In the listing below, locate the line containing "Parse this screenshot: output" and the line containing "What's the underlying". Output both of them and every line between, exactly as written, and nothing more.

======== DATASET CONTENT ========

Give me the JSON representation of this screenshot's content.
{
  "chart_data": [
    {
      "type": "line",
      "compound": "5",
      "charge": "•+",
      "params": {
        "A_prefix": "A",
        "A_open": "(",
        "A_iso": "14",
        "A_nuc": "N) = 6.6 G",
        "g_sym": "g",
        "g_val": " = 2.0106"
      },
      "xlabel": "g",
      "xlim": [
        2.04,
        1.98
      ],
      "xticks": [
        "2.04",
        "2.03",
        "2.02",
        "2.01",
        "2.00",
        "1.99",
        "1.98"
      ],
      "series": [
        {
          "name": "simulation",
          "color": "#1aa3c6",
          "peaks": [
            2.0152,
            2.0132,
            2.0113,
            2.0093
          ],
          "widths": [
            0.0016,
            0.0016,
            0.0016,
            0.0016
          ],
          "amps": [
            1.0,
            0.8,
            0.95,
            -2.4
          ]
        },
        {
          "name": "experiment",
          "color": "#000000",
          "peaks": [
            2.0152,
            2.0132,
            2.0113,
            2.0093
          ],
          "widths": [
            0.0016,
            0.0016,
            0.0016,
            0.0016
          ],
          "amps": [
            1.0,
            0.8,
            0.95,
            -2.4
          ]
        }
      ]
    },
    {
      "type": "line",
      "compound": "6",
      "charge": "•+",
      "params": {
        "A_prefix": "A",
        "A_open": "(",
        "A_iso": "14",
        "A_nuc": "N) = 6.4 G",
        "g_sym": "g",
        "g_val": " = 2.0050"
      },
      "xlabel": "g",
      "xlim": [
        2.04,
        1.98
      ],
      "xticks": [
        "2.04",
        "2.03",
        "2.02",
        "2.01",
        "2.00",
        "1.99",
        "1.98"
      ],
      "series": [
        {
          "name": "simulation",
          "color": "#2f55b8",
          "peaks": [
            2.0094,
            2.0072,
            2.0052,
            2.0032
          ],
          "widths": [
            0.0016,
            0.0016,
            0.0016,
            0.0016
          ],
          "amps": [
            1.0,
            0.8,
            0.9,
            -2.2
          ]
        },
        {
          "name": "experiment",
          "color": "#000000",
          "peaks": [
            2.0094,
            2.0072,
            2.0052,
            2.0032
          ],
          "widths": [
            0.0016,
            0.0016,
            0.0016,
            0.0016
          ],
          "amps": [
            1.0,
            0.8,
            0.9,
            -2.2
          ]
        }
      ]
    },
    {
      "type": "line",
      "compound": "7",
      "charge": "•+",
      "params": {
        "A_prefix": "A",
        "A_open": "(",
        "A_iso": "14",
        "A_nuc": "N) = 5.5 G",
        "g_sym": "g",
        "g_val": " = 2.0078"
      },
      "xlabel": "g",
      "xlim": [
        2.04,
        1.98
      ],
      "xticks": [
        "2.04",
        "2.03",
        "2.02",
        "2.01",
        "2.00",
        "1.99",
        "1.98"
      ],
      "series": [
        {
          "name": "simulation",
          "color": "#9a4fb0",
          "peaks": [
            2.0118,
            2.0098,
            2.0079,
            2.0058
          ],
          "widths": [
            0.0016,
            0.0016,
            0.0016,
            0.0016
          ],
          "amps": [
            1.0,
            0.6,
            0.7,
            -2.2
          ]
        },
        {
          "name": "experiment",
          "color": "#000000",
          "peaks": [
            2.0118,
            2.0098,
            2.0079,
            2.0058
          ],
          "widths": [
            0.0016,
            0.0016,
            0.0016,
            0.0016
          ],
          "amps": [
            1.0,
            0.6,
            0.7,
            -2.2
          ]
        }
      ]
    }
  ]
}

========
======== DATASET CONTENT ========

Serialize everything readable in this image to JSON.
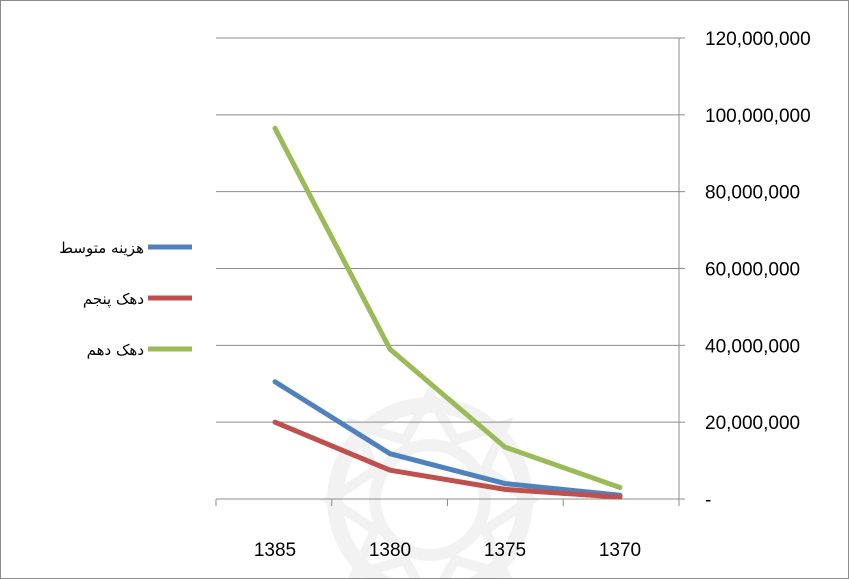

========
======== DATASET CONTENT ========

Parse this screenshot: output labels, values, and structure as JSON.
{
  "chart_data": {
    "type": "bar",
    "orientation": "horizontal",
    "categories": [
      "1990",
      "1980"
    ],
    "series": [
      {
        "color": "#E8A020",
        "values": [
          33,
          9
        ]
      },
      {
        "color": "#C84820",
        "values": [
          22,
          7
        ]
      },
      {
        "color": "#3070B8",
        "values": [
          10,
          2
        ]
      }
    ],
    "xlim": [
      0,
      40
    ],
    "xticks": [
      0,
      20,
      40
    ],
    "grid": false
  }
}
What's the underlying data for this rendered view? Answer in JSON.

========

### FULL RESPONSE
Parse this screenshot: output labels, values, and structure as JSON.
{
  "chart_data": {
    "type": "bar",
    "orientation": "horizontal",
    "categories": [
      "1990",
      "1980"
    ],
    "series": [
      {
        "color": "#E8A020",
        "values": [
          33,
          9
        ]
      },
      {
        "color": "#C84820",
        "values": [
          22,
          7
        ]
      },
      {
        "color": "#3070B8",
        "values": [
          10,
          2
        ]
      }
    ],
    "xlim": [
      0,
      40
    ],
    "xticks": [
      0,
      20,
      40
    ],
    "grid": false
  }
}
What's the underlying data for this rendered view? Answer in JSON.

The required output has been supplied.